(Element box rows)
········

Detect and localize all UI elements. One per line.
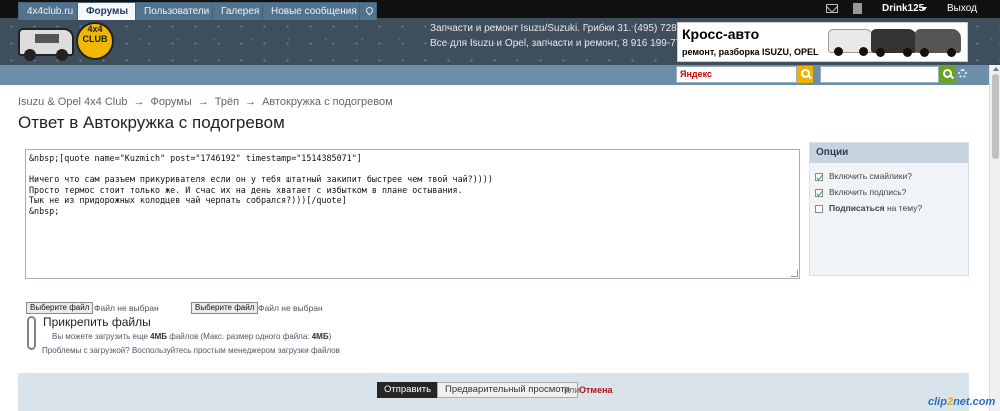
preview-button[interactable]: Предварительный просмотр — [437, 382, 578, 398]
choose-file-button[interactable]: Выберите файл — [26, 302, 94, 314]
file-status: Файл не выбран — [258, 303, 323, 313]
breadcrumb-separator: → — [245, 96, 257, 108]
car-image — [828, 29, 874, 56]
header-ad-line-2[interactable]: Все для Isuzu и Opel, запчасти и ремонт,… — [430, 38, 696, 49]
car-image — [871, 29, 917, 57]
options-header: Опции — [810, 143, 968, 163]
tab-members[interactable]: Пользователи — [135, 2, 219, 20]
tab-home[interactable]: 4x4club.ru — [18, 2, 83, 20]
breadcrumb-item[interactable]: Форумы — [150, 96, 191, 108]
breadcrumb-separator: → — [133, 96, 145, 108]
scroll-up-icon[interactable] — [993, 67, 999, 71]
option-subscribe[interactable]: Подписаться на тему? — [815, 203, 922, 213]
site-header: 4x4 CLUB Запчасти и ремонт Isuzu/Suzuki. … — [0, 18, 1000, 65]
map-pin-icon[interactable] — [359, 2, 377, 20]
file-status: Файл не выбран — [94, 303, 159, 313]
breadcrumb-separator: → — [197, 96, 209, 108]
banner-title: Кросс-авто — [682, 26, 760, 42]
message-editor[interactable]: &nbsp;[quote name="Kuzmich" post="174619… — [25, 149, 800, 279]
or-text: или — [564, 385, 580, 395]
options-panel: Опции Включить смайлики? Включить подпис… — [809, 142, 969, 276]
scroll-thumb[interactable] — [992, 74, 999, 159]
car-image — [915, 29, 961, 57]
username-menu[interactable]: Drink125 — [882, 3, 924, 14]
checkbox-signature[interactable] — [815, 188, 823, 197]
search-icon[interactable] — [797, 66, 813, 83]
simple-uploader-link[interactable]: Воспользуйтесь простым менеджером загруз… — [132, 346, 340, 355]
breadcrumb-item[interactable]: Isuzu & Opel 4x4 Club — [18, 96, 127, 108]
attach-help: Проблемы с загрузкой? Воспользуйтесь про… — [42, 346, 340, 355]
checkbox-smilies[interactable] — [815, 172, 823, 181]
breadcrumb-item[interactable]: Автокружка с подогревом — [262, 96, 393, 108]
resize-handle[interactable] — [791, 270, 798, 277]
watermark: clip2net.com — [928, 396, 996, 408]
tab-gallery[interactable]: Галерея — [212, 2, 269, 20]
page-title: Ответ в Автокружка с подогревом — [18, 113, 285, 132]
mail-icon[interactable] — [826, 4, 838, 13]
search-icon[interactable] — [939, 66, 955, 83]
attach-note: Вы можете загрузить еще 4МБ файлов (Макс… — [52, 332, 332, 341]
cancel-link[interactable]: Отмена — [579, 385, 613, 395]
ad-banner[interactable]: Кросс-авто ремонт, разборка ISUZU, OPEL — [677, 22, 968, 62]
breadcrumb: Isuzu & Opel 4x4 Club → Форумы → Трёп → Автокр… — [18, 96, 393, 108]
logo-badge: 4x4 CLUB — [76, 22, 114, 60]
option-smilies[interactable]: Включить смайлики? — [815, 171, 912, 181]
banner-subtitle: ремонт, разборка ISUZU, OPEL — [682, 47, 819, 57]
logout-link[interactable]: Выход — [947, 3, 977, 14]
header-ad-line-1[interactable]: Запчасти и ремонт Isuzu/Suzuki. Грибки 3… — [430, 23, 706, 34]
editor-content: &nbsp;[quote name="Kuzmich" post="174619… — [29, 153, 493, 216]
paperclip-icon — [27, 316, 36, 350]
tab-forums[interactable]: Форумы — [77, 2, 137, 20]
page-scrollbar[interactable] — [989, 65, 1000, 411]
attach-title: Прикрепить файлы — [43, 315, 151, 329]
yandex-search-input[interactable]: Яндекс — [676, 66, 797, 83]
chevron-down-icon[interactable] — [921, 7, 927, 11]
breadcrumb-item[interactable]: Трёп — [215, 96, 239, 108]
submit-button[interactable]: Отправить — [377, 382, 439, 398]
checkbox-subscribe[interactable] — [815, 204, 823, 213]
site-logo[interactable]: 4x4 CLUB — [18, 22, 118, 62]
site-search-input[interactable] — [820, 66, 939, 83]
gear-icon[interactable] — [958, 69, 967, 78]
jeep-logo-icon — [18, 28, 74, 61]
choose-file-button[interactable]: Выберите файл — [191, 302, 259, 314]
yandex-logo: Яндекс — [680, 69, 713, 79]
option-signature[interactable]: Включить подпись? — [815, 187, 906, 197]
profile-card-icon[interactable] — [853, 3, 862, 14]
tab-new-posts[interactable]: Новые сообщения — [262, 2, 366, 20]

········

Instructions for the task:
Starting at the row that contains "preview-button[interactable]: Предварительный просмотр" and stopping after the row that contains "search-icon[interactable] — [797, 66, 813, 83]", write out those rows again with "car-image" swapped for "vehicle-image" and nothing else changed.

Expected answer:
preview-button[interactable]: Предварительный просмотр — [437, 382, 578, 398]
choose-file-button[interactable]: Выберите файл — [26, 302, 94, 314]
file-status: Файл не выбран — [258, 303, 323, 313]
breadcrumb-separator: → — [245, 96, 257, 108]
vehicle-image — [828, 29, 874, 56]
header-ad-line-2[interactable]: Все для Isuzu и Opel, запчасти и ремонт,… — [430, 38, 696, 49]
vehicle-image — [871, 29, 917, 57]
options-header: Опции — [810, 143, 968, 163]
tab-members[interactable]: Пользователи — [135, 2, 219, 20]
tab-home[interactable]: 4x4club.ru — [18, 2, 83, 20]
breadcrumb-item[interactable]: Форумы — [150, 96, 191, 108]
breadcrumb-separator: → — [133, 96, 145, 108]
scroll-up-icon[interactable] — [993, 67, 999, 71]
option-subscribe[interactable]: Подписаться на тему? — [815, 203, 922, 213]
site-header: 4x4 CLUB Запчасти и ремонт Isuzu/Suzuki. … — [0, 18, 1000, 65]
map-pin-icon[interactable] — [359, 2, 377, 20]
file-status: Файл не выбран — [94, 303, 159, 313]
breadcrumb-separator: → — [197, 96, 209, 108]
banner-title: Кросс-авто — [682, 26, 760, 42]
message-editor[interactable]: &nbsp;[quote name="Kuzmich" post="174619… — [25, 149, 800, 279]
or-text: или — [564, 385, 580, 395]
options-panel: Опции Включить смайлики? Включить подпис… — [809, 142, 969, 276]
scroll-thumb[interactable] — [992, 74, 999, 159]
vehicle-image — [915, 29, 961, 57]
username-menu[interactable]: Drink125 — [882, 3, 924, 14]
checkbox-signature[interactable] — [815, 188, 823, 197]
search-icon[interactable] — [797, 66, 813, 83]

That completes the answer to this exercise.